■ EXERCISE AIM ■
Copy each of the following records line for line, leaving every character unchanged.

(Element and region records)
>>

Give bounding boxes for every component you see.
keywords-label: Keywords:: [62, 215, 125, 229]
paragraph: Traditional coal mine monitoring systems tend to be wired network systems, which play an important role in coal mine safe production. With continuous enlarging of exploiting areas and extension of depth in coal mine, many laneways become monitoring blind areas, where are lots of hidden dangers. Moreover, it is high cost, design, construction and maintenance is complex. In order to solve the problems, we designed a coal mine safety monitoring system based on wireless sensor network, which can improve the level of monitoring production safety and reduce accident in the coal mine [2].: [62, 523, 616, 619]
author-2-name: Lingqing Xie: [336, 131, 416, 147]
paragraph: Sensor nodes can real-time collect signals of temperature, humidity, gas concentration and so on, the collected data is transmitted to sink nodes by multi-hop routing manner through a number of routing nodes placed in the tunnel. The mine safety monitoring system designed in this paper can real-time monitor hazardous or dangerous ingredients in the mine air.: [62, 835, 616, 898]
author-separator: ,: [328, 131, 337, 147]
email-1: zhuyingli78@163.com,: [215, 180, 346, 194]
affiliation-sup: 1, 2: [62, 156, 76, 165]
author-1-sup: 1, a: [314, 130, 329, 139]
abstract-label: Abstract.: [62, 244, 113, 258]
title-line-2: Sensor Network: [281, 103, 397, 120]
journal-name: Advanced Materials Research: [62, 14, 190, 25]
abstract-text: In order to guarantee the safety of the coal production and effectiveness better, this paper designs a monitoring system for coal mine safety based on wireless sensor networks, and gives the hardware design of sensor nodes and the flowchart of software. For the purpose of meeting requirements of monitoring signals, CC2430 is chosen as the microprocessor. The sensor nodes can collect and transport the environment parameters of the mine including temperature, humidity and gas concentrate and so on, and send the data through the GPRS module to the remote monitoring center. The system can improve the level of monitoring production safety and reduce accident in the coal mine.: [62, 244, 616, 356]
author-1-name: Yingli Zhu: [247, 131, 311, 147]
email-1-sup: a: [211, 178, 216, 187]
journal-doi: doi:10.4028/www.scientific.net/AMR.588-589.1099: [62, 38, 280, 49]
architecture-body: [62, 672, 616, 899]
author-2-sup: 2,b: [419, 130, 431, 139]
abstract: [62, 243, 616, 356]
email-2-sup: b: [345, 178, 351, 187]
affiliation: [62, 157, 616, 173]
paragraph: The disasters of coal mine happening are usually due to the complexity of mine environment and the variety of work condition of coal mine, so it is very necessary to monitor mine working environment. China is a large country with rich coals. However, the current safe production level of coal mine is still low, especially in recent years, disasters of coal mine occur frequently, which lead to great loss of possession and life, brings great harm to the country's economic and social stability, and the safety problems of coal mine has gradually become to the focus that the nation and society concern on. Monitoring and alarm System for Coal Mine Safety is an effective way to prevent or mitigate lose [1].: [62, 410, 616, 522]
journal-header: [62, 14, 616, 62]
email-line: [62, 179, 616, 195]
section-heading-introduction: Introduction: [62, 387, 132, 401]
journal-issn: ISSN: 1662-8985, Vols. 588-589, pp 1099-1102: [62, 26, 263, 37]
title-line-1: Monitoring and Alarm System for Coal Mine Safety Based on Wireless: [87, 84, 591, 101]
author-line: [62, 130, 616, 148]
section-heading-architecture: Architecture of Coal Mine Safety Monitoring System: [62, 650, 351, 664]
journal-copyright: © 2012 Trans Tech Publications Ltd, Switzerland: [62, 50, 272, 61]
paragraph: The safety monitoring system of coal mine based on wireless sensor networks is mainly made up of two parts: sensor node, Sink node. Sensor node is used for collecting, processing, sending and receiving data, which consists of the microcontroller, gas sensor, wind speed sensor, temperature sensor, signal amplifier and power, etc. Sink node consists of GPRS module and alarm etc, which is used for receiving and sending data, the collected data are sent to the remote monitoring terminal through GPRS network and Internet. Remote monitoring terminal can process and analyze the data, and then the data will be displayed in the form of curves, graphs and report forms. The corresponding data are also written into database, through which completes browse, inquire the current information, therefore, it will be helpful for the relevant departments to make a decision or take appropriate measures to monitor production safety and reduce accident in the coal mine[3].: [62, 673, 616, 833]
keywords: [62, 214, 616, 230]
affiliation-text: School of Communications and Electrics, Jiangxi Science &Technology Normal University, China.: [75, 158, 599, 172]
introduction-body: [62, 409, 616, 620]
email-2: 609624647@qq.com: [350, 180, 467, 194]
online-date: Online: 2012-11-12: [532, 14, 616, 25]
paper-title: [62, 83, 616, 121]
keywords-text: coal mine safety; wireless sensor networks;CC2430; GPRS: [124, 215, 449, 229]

<<

■ PROBLEM SOLUTION ■
Give bounding boxes for every component you see.
keywords-label: Keywords:: [62, 215, 125, 229]
paragraph: Traditional coal mine monitoring systems tend to be wired network systems, which play an important role in coal mine safe production. With continuous enlarging of exploiting areas and extension of depth in coal mine, many laneways become monitoring blind areas, where are lots of hidden dangers. Moreover, it is high cost, design, construction and maintenance is complex. In order to solve the problems, we designed a coal mine safety monitoring system based on wireless sensor network, which can improve the level of monitoring production safety and reduce accident in the coal mine [2].: [62, 523, 616, 619]
author-2-name: Lingqing Xie: [336, 131, 416, 147]
paragraph: Sensor nodes can real-time collect signals of temperature, humidity, gas concentration and so on, the collected data is transmitted to sink nodes by multi-hop routing manner through a number of routing nodes placed in the tunnel. The mine safety monitoring system designed in this paper can real-time monitor hazardous or dangerous ingredients in the mine air.: [62, 835, 616, 898]
author-separator: ,: [328, 131, 337, 147]
email-1: zhuyingli78@163.com,: [215, 180, 346, 194]
affiliation-sup: 1, 2: [62, 156, 76, 165]
author-1-sup: 1, a: [314, 130, 329, 139]
abstract-label: Abstract.: [62, 244, 113, 258]
title-line-2: Sensor Network: [281, 103, 397, 120]
journal-name: Advanced Materials Research: [62, 14, 190, 25]
abstract-text: In order to guarantee the safety of the coal production and effectiveness better, this paper designs a monitoring system for coal mine safety based on wireless sensor networks, and gives the hardware design of sensor nodes and the flowchart of software. For the purpose of meeting requirements of monitoring signals, CC2430 is chosen as the microprocessor. The sensor nodes can collect and transport the environment parameters of the mine including temperature, humidity and gas concentrate and so on, and send the data through the GPRS module to the remote monitoring center. The system can improve the level of monitoring production safety and reduce accident in the coal mine.: [62, 244, 616, 356]
author-1-name: Yingli Zhu: [247, 131, 311, 147]
email-1-sup: a: [211, 178, 216, 187]
journal-doi: doi:10.4028/www.scientific.net/AMR.588-589.1099: [62, 38, 280, 49]
architecture-body: [62, 672, 616, 899]
author-2-sup: 2,b: [419, 130, 431, 139]
abstract: [62, 243, 616, 356]
email-2-sup: b: [345, 178, 351, 187]
affiliation: [62, 157, 616, 173]
paragraph: The disasters of coal mine happening are usually due to the complexity of mine environment and the variety of work condition of coal mine, so it is very necessary to monitor mine working environment. China is a large country with rich coals. However, the current safe production level of coal mine is still low, especially in recent years, disasters of coal mine occur frequently, which lead to great loss of possession and life, brings great harm to the country's economic and social stability, and the safety problems of coal mine has gradually become to the focus that the nation and society concern on. Monitoring and alarm System for Coal Mine Safety is an effective way to prevent or mitigate lose [1].: [62, 410, 616, 522]
journal-header: [62, 14, 616, 62]
email-line: [62, 179, 616, 195]
section-heading-introduction: Introduction: [62, 387, 132, 401]
journal-issn: ISSN: 1662-8985, Vols. 588-589, pp 1099-1102: [62, 26, 263, 37]
title-line-1: Monitoring and Alarm System for Coal Mine Safety Based on Wireless: [87, 84, 591, 101]
author-line: [62, 130, 616, 148]
section-heading-architecture: Architecture of Coal Mine Safety Monitoring System: [62, 650, 351, 664]
journal-copyright: © 2012 Trans Tech Publications Ltd, Switzerland: [62, 50, 272, 61]
paragraph: The safety monitoring system of coal mine based on wireless sensor networks is mainly made up of two parts: sensor node, Sink node. Sensor node is used for collecting, processing, sending and receiving data, which consists of the microcontroller, gas sensor, wind speed sensor, temperature sensor, signal amplifier and power, etc. Sink node consists of GPRS module and alarm etc, which is used for receiving and sending data, the collected data are sent to the remote monitoring terminal through GPRS network and Internet. Remote monitoring terminal can process and analyze the data, and then the data will be displayed in the form of curves, graphs and report forms. The corresponding data are also written into database, through which completes browse, inquire the current information, therefore, it will be helpful for the relevant departments to make a decision or take appropriate measures to monitor production safety and reduce accident in the coal mine[3].: [62, 673, 616, 833]
keywords: [62, 214, 616, 230]
affiliation-text: School of Communications and Electrics, Jiangxi Science &Technology Normal University, China.: [75, 158, 599, 172]
introduction-body: [62, 409, 616, 620]
email-2: 609624647@qq.com: [350, 180, 467, 194]
online-date: Online: 2012-11-12: [532, 14, 616, 25]
paper-title: [62, 83, 616, 121]
keywords-text: coal mine safety; wireless sensor networks;CC2430; GPRS: [124, 215, 449, 229]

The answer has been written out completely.